◆ **Directive**
Swap every instance of "Same tenant" in the entries below for "Continuing tenant", and reproduce all other text unchanged.

◆ **Stored records**
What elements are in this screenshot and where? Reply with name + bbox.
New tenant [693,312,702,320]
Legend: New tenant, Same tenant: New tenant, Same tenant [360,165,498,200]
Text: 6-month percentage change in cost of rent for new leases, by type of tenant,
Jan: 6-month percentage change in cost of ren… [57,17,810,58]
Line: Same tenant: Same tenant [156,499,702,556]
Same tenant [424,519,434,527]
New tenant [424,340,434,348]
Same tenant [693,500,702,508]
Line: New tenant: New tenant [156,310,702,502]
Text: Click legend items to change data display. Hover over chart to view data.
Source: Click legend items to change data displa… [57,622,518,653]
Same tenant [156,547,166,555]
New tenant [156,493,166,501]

◆ **Written solution**
What elements are in this screenshot and where? Reply with name + bbox.
New tenant [693,312,702,320]
Legend: New tenant, Continuing tenant: New tenant, Continuing tenant [360,165,498,200]
Text: 6-month percentage change in cost of rent for new leases, by type of tenant,
Jan: 6-month percentage change in cost of ren… [57,17,810,58]
Line: Continuing tenant: Continuing tenant [156,499,702,556]
Continuing tenant [424,519,434,527]
New tenant [424,340,434,348]
Continuing tenant [693,500,702,508]
Line: New tenant: New tenant [156,310,702,502]
Text: Click legend items to change data display. Hover over chart to view data.
Source: Click legend items to change data displa… [57,622,518,653]
Continuing tenant [156,547,166,555]
New tenant [156,493,166,501]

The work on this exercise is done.